▽

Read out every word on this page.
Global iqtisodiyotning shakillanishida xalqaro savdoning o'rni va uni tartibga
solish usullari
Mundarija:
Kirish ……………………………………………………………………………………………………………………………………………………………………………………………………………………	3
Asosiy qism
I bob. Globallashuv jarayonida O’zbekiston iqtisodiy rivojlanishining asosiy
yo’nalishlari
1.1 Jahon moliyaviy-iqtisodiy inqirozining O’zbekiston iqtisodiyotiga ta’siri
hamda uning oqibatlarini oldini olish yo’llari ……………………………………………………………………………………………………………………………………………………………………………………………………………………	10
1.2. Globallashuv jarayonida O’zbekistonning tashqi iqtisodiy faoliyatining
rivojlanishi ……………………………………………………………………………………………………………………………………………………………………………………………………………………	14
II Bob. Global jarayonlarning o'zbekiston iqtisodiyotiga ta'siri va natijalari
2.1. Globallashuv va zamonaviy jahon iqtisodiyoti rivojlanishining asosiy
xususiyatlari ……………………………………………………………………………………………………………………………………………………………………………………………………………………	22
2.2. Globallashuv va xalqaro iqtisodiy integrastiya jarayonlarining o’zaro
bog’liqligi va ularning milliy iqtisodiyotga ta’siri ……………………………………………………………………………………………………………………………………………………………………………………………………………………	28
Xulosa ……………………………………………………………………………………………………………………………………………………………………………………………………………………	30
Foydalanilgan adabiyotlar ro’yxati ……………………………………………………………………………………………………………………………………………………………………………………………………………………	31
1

△

• WHAT TO DO: Gather each line of the records holding the string "jarayonida".

• TASK OUTPUT:
I bob. Globallashuv jarayonida O’zbekiston iqtisodiy rivojlanishining asosiy
1.2. Globallashuv jarayonida O’zbekistonning tashqi iqtisodiy faoliyatining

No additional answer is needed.